=== Input for this task ===
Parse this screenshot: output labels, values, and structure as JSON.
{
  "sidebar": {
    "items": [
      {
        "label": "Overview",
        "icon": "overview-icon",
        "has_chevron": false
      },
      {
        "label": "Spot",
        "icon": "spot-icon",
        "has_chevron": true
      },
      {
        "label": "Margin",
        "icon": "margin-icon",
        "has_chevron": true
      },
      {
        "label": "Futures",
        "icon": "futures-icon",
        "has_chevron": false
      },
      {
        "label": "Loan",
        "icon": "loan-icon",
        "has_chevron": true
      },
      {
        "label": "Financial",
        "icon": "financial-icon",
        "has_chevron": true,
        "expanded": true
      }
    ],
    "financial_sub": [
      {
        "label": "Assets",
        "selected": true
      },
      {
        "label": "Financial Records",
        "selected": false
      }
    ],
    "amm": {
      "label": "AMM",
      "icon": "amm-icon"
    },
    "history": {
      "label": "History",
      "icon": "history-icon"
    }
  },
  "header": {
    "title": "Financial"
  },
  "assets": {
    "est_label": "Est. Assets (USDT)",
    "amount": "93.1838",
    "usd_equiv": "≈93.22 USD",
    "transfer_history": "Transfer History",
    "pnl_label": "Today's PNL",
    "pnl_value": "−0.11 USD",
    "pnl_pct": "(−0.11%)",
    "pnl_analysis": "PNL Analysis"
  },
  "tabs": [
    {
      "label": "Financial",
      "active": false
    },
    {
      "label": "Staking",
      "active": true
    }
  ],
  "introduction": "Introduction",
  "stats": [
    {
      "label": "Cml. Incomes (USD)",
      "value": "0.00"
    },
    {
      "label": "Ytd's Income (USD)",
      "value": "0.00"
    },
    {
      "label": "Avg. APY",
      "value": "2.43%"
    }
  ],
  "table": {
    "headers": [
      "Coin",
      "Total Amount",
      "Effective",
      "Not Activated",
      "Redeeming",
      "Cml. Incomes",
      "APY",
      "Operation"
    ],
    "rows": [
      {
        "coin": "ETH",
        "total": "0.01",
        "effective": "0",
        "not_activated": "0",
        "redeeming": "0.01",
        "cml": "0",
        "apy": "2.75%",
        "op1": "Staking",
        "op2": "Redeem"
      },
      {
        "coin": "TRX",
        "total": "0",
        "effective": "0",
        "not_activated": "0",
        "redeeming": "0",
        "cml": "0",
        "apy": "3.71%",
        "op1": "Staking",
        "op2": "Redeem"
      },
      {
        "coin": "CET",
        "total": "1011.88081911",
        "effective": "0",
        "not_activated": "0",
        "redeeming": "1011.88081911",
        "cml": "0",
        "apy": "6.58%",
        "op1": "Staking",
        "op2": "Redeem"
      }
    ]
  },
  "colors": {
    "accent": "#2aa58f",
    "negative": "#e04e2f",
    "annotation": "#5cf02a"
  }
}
===
Restate the whole of the material exactly.

Parse this screenshot: output labels, values, and structure as JSON.
{
  "sidebar": {
    "items": [
      {
        "label": "Overview",
        "icon": "overview-icon",
        "has_chevron": false
      },
      {
        "label": "Spot",
        "icon": "spot-icon",
        "has_chevron": true
      },
      {
        "label": "Margin",
        "icon": "margin-icon",
        "has_chevron": true
      },
      {
        "label": "Futures",
        "icon": "futures-icon",
        "has_chevron": false
      },
      {
        "label": "Loan",
        "icon": "loan-icon",
        "has_chevron": true
      },
      {
        "label": "Financial",
        "icon": "financial-icon",
        "has_chevron": true,
        "expanded": true
      }
    ],
    "financial_sub": [
      {
        "label": "Assets",
        "selected": true
      },
      {
        "label": "Financial Records",
        "selected": false
      }
    ],
    "amm": {
      "label": "AMM",
      "icon": "amm-icon"
    },
    "history": {
      "label": "History",
      "icon": "history-icon"
    }
  },
  "header": {
    "title": "Financial"
  },
  "assets": {
    "est_label": "Est. Assets (USDT)",
    "amount": "93.1838",
    "usd_equiv": "≈93.22 USD",
    "transfer_history": "Transfer History",
    "pnl_label": "Today's PNL",
    "pnl_value": "−0.11 USD",
    "pnl_pct": "(−0.11%)",
    "pnl_analysis": "PNL Analysis"
  },
  "tabs": [
    {
      "label": "Financial",
      "active": false
    },
    {
      "label": "Staking",
      "active": true
    }
  ],
  "introduction": "Introduction",
  "stats": [
    {
      "label": "Cml. Incomes (USD)",
      "value": "0.00"
    },
    {
      "label": "Ytd's Income (USD)",
      "value": "0.00"
    },
    {
      "label": "Avg. APY",
      "value": "2.43%"
    }
  ],
  "table": {
    "headers": [
      "Coin",
      "Total Amount",
      "Effective",
      "Not Activated",
      "Redeeming",
      "Cml. Incomes",
      "APY",
      "Operation"
    ],
    "rows": [
      {
        "coin": "ETH",
        "total": "0.01",
        "effective": "0",
        "not_activated": "0",
        "redeeming": "0.01",
        "cml": "0",
        "apy": "2.75%",
        "op1": "Staking",
        "op2": "Redeem"
      },
      {
        "coin": "TRX",
        "total": "0",
        "effective": "0",
        "not_activated": "0",
        "redeeming": "0",
        "cml": "0",
        "apy": "3.71%",
        "op1": "Staking",
        "op2": "Redeem"
      },
      {
        "coin": "CET",
        "total": "1011.88081911",
        "effective": "0",
        "not_activated": "0",
        "redeeming": "1011.88081911",
        "cml": "0",
        "apy": "6.58%",
        "op1": "Staking",
        "op2": "Redeem"
      }
    ]
  },
  "colors": {
    "accent": "#2aa58f",
    "negative": "#e04e2f",
    "annotation": "#5cf02a"
  }
}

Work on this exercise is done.